Report the count of lines below that include "https", without any other text.

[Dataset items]
* * *
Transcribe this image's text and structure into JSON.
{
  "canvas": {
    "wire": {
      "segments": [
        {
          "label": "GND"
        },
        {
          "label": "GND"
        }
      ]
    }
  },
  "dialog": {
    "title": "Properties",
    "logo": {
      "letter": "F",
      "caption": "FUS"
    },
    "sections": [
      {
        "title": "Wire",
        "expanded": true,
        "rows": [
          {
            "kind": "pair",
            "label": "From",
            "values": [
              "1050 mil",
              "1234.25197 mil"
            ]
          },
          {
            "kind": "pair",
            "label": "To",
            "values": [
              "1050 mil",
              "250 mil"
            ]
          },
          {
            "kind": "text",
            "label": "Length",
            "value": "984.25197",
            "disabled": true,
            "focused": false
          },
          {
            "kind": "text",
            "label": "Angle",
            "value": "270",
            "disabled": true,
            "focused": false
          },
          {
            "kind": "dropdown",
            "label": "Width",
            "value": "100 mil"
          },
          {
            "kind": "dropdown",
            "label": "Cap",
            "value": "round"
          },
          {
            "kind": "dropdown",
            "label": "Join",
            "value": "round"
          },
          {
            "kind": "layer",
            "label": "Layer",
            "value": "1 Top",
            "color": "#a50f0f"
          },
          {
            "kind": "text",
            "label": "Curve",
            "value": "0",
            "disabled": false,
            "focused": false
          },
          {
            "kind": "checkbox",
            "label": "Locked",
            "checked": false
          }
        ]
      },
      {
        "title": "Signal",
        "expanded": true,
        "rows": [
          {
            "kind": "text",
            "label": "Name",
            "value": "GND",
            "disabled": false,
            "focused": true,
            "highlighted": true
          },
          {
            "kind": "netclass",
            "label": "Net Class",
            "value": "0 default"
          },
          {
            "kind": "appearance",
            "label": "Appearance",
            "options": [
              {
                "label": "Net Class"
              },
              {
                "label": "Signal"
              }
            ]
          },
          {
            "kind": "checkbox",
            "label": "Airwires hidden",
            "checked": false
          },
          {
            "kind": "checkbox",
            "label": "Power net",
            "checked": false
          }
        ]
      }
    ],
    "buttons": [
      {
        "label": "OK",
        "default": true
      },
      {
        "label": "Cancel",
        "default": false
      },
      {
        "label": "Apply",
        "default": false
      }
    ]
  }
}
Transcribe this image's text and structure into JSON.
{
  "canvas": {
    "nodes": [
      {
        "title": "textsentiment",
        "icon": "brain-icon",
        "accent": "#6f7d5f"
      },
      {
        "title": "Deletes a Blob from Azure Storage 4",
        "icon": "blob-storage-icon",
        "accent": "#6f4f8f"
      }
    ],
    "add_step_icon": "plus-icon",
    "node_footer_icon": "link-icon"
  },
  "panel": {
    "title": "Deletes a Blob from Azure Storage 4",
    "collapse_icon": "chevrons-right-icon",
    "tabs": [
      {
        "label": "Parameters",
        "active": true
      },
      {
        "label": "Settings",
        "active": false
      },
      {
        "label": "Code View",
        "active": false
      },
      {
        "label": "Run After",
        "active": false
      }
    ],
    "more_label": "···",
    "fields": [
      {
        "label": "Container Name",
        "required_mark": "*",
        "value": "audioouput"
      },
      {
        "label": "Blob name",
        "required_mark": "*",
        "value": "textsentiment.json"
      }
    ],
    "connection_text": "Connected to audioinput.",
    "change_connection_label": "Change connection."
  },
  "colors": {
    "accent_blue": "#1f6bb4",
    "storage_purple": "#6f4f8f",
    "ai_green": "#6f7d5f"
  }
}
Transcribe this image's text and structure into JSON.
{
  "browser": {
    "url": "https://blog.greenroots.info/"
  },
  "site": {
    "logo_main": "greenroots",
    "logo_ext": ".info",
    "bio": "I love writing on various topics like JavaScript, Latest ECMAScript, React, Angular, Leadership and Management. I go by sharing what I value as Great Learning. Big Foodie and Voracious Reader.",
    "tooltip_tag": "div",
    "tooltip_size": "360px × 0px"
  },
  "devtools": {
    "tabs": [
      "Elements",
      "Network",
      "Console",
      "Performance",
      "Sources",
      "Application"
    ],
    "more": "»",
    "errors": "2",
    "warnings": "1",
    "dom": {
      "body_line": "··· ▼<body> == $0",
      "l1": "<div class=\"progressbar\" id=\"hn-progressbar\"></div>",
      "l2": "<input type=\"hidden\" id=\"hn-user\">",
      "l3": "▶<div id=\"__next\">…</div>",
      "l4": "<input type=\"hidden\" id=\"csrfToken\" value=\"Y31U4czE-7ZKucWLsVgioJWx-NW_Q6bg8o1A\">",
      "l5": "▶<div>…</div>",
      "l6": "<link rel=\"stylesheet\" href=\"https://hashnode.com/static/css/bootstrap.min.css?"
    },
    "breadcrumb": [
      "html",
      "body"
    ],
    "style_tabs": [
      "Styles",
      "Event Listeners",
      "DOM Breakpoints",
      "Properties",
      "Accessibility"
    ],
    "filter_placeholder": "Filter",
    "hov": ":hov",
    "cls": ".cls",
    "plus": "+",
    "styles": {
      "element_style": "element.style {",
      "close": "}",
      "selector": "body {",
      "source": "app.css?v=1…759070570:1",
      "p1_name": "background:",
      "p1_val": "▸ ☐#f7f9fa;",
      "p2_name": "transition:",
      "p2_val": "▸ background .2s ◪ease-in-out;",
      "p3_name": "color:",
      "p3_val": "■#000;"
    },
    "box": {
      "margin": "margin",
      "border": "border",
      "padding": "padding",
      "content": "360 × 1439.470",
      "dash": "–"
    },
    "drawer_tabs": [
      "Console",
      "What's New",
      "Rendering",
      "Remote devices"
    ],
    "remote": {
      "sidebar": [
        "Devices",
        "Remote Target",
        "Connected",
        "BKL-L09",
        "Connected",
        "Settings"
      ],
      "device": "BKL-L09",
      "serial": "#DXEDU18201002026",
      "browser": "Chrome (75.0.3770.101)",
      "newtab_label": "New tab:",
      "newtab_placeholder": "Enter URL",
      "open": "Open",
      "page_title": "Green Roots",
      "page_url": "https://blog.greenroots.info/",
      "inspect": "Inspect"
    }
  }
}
* * *
#### Problem solution:
3